• _GIVEN DATA_:
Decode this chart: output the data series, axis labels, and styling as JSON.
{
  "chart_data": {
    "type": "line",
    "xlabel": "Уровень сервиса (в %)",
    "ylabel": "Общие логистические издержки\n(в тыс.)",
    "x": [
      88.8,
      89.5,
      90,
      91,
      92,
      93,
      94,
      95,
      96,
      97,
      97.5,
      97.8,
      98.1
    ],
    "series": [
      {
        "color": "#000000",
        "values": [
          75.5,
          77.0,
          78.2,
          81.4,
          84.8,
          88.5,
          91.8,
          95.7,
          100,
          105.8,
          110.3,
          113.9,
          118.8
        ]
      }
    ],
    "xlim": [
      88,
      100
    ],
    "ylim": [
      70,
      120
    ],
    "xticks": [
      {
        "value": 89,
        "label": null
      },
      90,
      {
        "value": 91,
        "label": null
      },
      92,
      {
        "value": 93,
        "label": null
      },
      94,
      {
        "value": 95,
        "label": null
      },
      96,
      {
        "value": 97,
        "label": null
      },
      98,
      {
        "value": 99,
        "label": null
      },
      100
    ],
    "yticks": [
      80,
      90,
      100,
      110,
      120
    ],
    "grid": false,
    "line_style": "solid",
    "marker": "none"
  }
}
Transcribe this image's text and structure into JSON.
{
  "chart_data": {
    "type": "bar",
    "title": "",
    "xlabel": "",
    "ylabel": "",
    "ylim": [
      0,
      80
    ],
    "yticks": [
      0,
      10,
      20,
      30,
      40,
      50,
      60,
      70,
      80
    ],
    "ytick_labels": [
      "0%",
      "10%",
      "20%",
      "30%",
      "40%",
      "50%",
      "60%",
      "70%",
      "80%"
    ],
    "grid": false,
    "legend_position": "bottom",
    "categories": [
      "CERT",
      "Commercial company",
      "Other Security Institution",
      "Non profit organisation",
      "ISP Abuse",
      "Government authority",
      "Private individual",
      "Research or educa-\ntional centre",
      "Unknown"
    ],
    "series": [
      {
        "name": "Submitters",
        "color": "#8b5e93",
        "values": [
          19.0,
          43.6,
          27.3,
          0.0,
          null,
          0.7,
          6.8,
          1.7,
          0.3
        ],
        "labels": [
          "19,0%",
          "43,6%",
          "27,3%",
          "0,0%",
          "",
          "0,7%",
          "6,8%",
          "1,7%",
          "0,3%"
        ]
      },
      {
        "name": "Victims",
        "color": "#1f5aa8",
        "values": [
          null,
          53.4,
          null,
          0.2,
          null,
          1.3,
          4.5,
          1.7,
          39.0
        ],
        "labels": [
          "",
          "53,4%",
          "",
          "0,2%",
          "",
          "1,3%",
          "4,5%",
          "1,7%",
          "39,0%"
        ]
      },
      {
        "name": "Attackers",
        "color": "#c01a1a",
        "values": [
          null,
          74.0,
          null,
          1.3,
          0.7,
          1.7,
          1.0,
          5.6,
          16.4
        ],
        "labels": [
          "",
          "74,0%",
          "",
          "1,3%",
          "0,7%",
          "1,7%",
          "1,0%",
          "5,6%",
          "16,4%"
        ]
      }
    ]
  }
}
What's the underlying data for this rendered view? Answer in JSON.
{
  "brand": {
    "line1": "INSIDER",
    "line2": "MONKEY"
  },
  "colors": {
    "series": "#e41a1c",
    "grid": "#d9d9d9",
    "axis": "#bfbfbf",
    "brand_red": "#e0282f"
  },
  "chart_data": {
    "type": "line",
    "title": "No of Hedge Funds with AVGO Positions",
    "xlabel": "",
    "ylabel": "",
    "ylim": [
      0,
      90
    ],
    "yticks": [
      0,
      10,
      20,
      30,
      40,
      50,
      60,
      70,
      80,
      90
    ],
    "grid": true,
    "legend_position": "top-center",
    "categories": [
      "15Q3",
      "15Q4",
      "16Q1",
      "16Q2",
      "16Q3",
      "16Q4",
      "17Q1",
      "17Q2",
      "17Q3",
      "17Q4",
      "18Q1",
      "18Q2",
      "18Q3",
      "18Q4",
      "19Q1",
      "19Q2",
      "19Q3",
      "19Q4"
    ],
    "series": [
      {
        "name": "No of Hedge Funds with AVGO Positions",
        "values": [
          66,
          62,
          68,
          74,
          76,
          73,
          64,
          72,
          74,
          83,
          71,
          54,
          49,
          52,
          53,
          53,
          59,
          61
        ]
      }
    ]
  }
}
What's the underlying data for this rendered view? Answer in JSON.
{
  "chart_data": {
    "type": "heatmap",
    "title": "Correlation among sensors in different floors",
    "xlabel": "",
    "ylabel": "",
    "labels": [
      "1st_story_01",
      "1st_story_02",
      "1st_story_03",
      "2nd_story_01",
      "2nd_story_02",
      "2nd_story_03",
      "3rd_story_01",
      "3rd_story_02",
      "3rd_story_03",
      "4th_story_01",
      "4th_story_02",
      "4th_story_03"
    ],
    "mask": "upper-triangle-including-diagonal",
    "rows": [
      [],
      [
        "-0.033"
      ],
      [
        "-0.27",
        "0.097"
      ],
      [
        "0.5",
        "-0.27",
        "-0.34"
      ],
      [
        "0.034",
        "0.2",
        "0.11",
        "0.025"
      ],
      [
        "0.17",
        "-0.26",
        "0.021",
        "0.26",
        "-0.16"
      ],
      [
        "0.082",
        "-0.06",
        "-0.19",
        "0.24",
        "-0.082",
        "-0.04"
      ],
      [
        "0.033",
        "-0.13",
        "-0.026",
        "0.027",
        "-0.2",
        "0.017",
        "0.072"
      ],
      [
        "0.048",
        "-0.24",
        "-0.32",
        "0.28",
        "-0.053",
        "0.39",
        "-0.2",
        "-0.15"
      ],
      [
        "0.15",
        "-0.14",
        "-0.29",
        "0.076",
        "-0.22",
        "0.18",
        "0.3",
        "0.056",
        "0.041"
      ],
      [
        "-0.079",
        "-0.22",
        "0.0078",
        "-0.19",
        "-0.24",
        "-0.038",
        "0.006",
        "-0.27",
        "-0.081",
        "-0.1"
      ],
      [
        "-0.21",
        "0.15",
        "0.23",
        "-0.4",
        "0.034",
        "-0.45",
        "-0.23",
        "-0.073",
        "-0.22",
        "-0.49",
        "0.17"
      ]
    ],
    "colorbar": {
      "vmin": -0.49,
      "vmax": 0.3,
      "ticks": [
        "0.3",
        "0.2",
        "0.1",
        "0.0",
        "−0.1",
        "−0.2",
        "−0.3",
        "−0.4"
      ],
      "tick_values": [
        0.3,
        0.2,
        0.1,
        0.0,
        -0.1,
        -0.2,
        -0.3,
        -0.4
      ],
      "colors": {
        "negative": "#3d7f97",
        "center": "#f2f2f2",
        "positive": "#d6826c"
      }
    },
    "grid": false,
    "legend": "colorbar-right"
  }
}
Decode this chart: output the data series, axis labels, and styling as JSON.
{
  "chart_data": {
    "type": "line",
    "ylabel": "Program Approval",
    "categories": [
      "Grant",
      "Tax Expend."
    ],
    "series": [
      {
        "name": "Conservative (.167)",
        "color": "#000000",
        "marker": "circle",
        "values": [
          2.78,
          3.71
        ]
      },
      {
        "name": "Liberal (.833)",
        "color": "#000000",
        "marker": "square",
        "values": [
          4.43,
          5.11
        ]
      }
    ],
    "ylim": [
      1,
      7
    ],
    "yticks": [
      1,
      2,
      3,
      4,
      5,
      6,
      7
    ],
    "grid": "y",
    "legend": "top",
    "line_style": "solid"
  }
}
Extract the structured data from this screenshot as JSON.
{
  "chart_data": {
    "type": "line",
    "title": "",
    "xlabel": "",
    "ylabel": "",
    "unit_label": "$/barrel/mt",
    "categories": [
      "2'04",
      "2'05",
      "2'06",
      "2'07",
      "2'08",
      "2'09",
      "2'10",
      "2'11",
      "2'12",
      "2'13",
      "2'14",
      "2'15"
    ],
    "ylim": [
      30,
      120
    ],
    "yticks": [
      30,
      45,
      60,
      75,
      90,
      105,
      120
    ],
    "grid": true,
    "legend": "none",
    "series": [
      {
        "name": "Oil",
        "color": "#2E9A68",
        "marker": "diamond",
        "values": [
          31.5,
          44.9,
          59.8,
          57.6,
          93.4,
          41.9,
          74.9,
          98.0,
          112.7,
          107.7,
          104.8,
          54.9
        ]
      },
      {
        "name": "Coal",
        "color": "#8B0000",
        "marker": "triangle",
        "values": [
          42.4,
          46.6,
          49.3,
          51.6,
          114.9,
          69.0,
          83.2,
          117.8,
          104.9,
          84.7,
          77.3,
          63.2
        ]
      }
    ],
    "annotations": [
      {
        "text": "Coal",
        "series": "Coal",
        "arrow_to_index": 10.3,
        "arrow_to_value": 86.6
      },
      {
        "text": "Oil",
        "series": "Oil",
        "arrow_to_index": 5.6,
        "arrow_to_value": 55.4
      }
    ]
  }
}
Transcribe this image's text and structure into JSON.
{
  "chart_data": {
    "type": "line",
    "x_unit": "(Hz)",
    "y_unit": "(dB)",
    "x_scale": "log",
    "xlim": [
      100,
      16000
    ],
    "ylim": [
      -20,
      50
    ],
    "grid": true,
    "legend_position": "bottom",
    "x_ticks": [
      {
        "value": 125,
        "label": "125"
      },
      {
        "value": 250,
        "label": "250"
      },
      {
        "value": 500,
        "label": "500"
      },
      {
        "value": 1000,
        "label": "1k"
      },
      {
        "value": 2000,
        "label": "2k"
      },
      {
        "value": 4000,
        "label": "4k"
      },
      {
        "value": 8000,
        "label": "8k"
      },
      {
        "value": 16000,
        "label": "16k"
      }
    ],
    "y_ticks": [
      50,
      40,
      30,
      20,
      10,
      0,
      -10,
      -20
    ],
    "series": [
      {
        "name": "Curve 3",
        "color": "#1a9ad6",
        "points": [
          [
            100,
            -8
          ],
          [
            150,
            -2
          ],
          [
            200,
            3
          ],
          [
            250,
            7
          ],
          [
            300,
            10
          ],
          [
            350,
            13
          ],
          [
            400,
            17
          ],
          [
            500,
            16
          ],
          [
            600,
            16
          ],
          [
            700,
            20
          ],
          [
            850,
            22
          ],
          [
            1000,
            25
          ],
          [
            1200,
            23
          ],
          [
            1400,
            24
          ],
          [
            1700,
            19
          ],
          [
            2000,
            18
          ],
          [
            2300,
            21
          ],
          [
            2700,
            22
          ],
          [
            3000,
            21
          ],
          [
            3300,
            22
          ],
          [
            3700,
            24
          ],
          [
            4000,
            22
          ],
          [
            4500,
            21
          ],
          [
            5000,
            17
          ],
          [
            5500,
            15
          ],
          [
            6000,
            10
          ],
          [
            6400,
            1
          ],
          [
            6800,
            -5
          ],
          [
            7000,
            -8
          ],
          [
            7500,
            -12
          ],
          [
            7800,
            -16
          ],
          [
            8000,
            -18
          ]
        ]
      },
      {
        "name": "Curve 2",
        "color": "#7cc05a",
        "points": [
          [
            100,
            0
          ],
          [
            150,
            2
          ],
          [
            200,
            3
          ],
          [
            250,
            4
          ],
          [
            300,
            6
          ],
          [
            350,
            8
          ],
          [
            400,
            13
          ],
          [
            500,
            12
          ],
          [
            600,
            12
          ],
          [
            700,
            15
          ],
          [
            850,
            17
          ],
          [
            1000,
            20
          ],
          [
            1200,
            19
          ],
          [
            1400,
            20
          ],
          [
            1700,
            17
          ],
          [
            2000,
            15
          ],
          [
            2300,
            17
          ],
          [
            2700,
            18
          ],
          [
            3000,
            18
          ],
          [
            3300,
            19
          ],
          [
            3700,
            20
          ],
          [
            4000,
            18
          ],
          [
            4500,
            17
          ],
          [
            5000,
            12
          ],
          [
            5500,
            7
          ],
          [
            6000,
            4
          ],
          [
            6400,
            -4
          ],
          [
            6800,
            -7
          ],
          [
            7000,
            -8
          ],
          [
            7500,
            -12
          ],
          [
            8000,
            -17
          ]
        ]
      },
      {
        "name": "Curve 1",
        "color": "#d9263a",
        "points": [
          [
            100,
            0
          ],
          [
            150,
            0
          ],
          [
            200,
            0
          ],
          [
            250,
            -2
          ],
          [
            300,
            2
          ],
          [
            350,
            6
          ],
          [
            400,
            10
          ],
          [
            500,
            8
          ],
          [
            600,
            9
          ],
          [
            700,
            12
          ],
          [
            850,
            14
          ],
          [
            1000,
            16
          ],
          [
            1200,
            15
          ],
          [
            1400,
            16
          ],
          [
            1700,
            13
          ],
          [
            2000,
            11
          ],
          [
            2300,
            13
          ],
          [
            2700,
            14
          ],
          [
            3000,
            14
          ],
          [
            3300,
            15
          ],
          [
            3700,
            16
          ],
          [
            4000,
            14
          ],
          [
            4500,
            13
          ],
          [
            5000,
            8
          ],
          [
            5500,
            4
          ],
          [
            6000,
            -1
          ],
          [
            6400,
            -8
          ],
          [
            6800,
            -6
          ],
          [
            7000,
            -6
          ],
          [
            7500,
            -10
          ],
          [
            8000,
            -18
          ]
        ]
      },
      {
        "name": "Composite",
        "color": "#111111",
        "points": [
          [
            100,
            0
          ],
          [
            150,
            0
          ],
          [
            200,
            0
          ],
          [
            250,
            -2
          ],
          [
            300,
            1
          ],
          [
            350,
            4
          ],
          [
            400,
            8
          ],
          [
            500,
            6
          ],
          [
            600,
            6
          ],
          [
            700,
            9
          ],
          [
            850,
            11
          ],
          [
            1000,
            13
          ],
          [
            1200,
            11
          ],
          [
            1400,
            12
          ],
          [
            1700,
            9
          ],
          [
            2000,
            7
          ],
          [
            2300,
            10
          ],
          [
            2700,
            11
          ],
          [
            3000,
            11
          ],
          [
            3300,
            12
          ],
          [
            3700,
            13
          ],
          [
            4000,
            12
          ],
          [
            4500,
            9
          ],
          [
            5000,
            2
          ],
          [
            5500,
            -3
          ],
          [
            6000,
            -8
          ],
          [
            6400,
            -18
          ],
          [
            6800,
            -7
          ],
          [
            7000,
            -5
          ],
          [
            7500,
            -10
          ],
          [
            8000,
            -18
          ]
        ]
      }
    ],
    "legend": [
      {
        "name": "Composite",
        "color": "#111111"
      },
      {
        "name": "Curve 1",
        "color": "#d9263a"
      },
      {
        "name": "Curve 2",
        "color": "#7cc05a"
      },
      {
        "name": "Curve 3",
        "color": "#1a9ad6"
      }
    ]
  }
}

• _INSTRUCTION_: Pull every line containing "AVGO" from the material above.

• _TASK RESPONSE_:
    "title": "No of Hedge Funds with AVGO Positions",
        "name": "No of Hedge Funds with AVGO Positions",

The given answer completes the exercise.